*GOAL A*
Locate every line in the entries below that contains the word "date", and copy each of those lines. Case counts.

The Taliban Shuffle_ Strange Days in Afghanistan and Pakistan - Kim Barker [109]
My onetime shooting buddy, Sabit, had failed so miserably as attorney general that his name was now a joke. I felt bad for him, even if I was still wary of seeing him. His moral high ground had been gradually eroded, his credibility erased. Warlords had continued to humiliate him publicly. His temper had alienated everyone. Western diplomats had started treating him a bit like a drunk uncle at a holiday party. But even as I pitied him, Sabit also shared the blame for the broken justice system and what it had become—one of the biggest failures of the international community and the government.
Finally Sabit had gone too far, even for Karzai. The previous summer, in a fit of pique, Sabit announced he was running for president. Karzai immediately fired him. The jokes started—a video appeared on TV and on YouTube, allegedly showing Sabit dancing at a party. The video was fuzzy, and Sabit’s face couldn’t be seen, but it was entitled “Afghanistan Attorney General, Dancing Drunk.” The New York Times later sealed the deal, reporting that the video showed Sabit dancing giddily, slurring his words, apparently drunk. I didn’t think that the dancing man was Sabit—but as usual in Afghanistan, the truth didn’t matter. His fall was complete. Afghanistan’s Don Quixote, who rode to power tilting at brothels and booze, was finished.
Things deteriorated further. I was going slightly stir-crazy after imposing my own security lockdown due to all the attacks and kidnappings. So right before leaving Afghanistan, I decided to see old friends, making use of my new driver. On a Friday afternoon, I dropped by a going-away party for a stranger at a security-guy hangout with its own bar. Within half an hour, I wanted out. After extensive instructions, my driver picked up three of us to go to L’Atmosphère. He couldn’t find it. Our conflicting directions probably didn’t help.
“Doesn’t he know where anything is?” a friend asked.
“Apparently not,” I answered.
“How did you find this guy?”
“Farouq.”
“This isn’t safe,” she said. “The situation’s too bad to be just driving around with no idea where we are. I want to talk to Farouq.”

*GOAL B*
Name every real person mentioned by name in the body of the Afghanistan excerpt above, leaving out its heading line.

*EXCERPTED DATA*
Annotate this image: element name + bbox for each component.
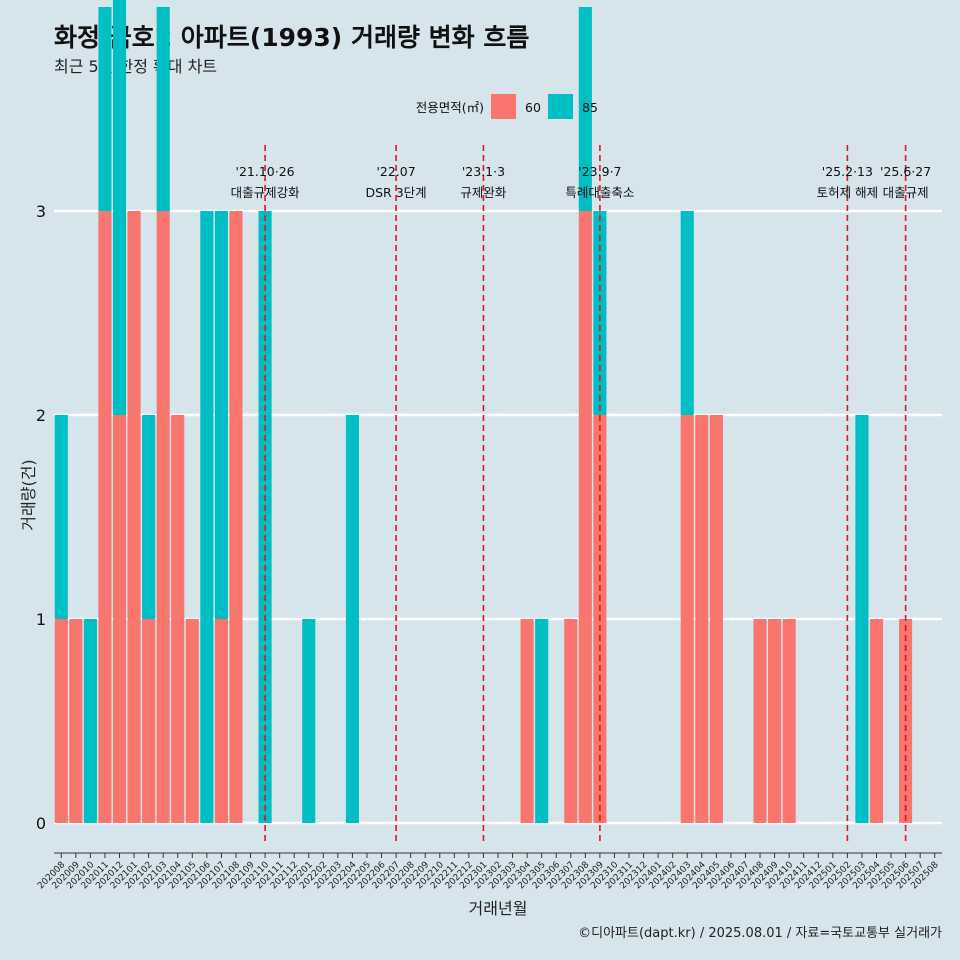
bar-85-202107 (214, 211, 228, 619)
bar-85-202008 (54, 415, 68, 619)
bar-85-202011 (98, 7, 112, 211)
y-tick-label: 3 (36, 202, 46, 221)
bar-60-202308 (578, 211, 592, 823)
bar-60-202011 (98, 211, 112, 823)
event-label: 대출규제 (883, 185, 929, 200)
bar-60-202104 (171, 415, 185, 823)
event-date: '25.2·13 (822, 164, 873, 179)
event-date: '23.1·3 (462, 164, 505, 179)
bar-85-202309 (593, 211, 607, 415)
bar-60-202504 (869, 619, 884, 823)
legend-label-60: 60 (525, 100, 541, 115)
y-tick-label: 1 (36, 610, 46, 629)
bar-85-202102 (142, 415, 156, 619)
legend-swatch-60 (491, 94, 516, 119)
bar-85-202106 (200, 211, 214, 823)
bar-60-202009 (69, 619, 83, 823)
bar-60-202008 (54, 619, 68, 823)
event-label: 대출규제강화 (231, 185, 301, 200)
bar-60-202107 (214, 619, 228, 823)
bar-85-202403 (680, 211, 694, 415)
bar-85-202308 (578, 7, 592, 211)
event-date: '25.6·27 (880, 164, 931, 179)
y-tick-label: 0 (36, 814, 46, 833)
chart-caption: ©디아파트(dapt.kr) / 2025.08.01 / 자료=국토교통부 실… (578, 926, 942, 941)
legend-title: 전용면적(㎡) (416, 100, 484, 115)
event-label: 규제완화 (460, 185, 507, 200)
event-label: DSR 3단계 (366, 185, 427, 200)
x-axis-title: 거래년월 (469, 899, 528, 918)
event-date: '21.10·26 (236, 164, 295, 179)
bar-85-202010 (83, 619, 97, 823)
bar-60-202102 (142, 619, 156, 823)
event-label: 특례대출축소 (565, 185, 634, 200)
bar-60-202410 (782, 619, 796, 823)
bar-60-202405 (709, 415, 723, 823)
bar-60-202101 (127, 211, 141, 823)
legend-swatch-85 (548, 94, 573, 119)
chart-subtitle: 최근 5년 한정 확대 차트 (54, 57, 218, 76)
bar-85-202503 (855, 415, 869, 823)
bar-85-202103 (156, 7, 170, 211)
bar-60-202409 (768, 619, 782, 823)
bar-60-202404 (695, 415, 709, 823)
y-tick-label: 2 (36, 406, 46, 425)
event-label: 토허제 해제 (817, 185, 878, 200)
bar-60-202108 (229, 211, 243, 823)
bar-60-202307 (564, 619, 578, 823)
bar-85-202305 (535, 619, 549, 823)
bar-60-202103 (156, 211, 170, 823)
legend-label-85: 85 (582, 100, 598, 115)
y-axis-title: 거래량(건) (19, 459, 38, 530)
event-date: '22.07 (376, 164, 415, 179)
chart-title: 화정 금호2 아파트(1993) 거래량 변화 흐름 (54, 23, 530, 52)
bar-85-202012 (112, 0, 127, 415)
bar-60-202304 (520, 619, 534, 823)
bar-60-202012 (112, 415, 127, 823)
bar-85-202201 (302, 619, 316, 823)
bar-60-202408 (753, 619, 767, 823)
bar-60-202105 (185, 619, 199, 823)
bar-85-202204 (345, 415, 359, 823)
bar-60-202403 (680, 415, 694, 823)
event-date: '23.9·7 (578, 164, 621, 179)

*ANSWER A*
event-date: '25.2·13 (822, 164, 873, 179)
event-date: '23.1·3 (462, 164, 505, 179)
event-date: '25.6·27 (880, 164, 931, 179)
event-date: '21.10·26 (236, 164, 295, 179)
event-date: '22.07 (376, 164, 415, 179)
event-date: '23.9·7 (578, 164, 621, 179)

*ANSWER B*
Sabit, Karzai, Farouq